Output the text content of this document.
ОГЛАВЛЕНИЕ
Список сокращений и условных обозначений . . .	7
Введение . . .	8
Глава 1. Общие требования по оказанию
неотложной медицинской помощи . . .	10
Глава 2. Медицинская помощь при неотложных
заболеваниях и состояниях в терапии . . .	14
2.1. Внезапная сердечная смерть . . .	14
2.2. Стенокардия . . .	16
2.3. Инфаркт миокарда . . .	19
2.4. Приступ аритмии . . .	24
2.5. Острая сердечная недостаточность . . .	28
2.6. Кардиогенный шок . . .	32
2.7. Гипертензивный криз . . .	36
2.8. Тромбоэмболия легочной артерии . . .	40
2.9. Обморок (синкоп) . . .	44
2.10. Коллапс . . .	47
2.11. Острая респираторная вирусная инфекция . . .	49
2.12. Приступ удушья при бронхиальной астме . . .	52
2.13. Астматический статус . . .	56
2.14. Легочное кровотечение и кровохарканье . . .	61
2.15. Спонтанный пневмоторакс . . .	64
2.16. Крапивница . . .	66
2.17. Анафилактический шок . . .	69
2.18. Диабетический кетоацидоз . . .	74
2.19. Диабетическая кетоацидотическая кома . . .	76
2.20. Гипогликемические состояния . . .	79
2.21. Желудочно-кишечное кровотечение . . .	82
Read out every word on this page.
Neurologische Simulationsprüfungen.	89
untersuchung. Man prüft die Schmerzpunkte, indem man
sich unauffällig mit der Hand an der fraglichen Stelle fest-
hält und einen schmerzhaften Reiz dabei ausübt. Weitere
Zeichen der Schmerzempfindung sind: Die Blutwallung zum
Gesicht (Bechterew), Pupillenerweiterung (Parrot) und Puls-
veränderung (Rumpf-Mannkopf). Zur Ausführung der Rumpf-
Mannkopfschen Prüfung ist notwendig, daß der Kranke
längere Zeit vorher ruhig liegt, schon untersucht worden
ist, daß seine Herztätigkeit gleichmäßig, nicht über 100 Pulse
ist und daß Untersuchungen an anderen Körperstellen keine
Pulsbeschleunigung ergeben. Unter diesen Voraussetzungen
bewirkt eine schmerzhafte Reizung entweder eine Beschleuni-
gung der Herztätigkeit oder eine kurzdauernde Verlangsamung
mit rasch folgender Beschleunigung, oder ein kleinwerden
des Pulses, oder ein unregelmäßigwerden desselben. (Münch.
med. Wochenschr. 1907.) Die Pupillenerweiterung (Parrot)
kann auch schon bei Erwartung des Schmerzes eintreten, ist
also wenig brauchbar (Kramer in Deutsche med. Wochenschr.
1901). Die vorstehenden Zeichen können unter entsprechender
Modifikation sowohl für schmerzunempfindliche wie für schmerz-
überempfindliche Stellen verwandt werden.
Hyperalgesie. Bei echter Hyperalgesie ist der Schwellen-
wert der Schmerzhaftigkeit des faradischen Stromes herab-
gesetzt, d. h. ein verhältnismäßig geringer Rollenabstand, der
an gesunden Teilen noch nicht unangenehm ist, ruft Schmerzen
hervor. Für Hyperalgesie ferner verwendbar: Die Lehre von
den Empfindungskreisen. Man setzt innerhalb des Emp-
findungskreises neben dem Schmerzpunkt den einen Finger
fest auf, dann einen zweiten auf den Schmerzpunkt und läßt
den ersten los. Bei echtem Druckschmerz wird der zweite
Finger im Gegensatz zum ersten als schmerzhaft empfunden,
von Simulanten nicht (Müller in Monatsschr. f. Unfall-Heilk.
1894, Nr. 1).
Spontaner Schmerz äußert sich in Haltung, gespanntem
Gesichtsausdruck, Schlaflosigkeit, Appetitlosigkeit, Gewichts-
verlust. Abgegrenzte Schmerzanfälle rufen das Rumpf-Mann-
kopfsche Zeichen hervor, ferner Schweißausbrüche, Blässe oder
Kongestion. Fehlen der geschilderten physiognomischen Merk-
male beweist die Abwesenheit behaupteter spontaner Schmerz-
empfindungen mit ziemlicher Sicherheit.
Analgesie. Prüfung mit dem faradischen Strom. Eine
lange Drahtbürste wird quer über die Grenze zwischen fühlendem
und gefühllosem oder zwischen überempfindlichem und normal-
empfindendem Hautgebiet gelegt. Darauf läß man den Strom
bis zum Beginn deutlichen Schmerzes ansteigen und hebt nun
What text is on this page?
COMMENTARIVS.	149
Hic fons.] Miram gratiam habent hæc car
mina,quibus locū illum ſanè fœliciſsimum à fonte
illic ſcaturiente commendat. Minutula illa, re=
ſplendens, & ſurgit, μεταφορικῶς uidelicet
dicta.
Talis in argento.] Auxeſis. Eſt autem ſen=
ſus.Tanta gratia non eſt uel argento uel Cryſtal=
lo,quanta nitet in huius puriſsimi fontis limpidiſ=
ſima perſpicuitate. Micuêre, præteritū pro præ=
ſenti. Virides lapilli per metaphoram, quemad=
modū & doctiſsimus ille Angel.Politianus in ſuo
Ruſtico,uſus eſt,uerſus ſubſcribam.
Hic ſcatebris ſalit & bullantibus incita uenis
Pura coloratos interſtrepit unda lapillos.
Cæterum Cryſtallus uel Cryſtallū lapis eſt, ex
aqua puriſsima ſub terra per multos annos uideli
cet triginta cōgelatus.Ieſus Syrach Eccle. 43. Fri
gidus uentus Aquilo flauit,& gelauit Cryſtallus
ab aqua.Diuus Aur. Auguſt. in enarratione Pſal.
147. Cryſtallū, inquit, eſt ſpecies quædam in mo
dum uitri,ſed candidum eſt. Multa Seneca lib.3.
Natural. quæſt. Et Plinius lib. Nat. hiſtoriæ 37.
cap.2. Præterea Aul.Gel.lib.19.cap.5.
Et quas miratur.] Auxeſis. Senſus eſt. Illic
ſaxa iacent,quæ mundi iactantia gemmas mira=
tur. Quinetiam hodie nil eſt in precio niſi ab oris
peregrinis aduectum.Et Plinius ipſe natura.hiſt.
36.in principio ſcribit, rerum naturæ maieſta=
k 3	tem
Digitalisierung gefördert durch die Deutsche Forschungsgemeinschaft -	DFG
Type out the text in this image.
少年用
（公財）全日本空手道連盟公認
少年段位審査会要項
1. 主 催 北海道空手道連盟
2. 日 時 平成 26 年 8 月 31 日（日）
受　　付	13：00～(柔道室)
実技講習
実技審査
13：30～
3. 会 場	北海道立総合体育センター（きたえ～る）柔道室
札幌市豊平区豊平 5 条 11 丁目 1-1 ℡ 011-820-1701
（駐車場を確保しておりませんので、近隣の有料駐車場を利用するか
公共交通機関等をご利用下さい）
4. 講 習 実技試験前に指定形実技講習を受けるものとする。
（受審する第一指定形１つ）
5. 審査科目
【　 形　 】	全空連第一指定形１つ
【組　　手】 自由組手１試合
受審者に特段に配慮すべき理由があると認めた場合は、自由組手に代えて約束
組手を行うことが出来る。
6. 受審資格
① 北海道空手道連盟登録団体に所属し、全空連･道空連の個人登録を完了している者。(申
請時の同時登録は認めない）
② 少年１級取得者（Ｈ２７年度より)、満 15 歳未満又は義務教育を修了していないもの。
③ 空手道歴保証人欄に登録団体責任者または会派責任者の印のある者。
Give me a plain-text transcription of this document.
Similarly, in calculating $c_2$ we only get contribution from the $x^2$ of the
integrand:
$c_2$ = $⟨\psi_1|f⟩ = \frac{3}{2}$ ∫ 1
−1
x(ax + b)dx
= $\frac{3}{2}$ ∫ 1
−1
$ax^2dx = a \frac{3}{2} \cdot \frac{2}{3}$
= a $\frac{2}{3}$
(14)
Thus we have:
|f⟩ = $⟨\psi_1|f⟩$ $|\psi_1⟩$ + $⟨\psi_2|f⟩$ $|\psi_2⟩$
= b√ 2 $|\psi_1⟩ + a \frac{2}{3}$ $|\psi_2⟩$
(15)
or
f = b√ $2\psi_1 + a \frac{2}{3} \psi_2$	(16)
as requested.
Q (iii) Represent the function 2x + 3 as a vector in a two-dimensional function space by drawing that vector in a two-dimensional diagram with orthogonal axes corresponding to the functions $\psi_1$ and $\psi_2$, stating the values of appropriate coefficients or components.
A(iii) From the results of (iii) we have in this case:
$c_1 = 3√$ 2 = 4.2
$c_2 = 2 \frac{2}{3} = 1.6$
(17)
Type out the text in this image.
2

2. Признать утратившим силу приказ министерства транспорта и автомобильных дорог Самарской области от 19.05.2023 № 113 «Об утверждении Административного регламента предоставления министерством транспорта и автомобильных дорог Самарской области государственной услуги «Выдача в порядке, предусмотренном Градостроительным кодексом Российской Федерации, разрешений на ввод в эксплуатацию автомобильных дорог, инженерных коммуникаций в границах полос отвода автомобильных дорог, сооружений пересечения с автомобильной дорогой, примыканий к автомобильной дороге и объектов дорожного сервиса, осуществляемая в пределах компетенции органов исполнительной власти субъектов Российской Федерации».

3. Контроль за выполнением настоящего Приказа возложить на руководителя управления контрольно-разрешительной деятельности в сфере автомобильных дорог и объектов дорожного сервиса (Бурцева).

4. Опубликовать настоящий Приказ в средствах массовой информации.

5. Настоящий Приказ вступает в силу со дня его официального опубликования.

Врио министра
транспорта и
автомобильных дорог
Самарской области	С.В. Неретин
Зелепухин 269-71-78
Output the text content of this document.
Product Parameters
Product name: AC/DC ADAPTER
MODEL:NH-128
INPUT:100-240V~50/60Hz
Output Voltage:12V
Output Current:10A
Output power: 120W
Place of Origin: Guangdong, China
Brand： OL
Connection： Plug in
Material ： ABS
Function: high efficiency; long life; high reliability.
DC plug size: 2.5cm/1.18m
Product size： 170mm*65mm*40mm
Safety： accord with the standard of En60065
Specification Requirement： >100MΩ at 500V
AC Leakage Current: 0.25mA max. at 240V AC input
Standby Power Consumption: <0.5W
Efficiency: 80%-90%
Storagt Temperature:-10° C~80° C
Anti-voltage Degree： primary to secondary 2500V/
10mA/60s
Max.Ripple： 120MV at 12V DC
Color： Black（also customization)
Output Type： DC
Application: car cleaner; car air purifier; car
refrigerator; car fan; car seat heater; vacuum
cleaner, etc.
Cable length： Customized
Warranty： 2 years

TASK BRIEF: Gather each line that holds "fest".

SOLUTION FOR THIS TASK:
sich unauffällig mit der Hand an der fraglichen Stelle fest-
fest auf, dann einen zweiten auf den Schmerzpunkt und läßt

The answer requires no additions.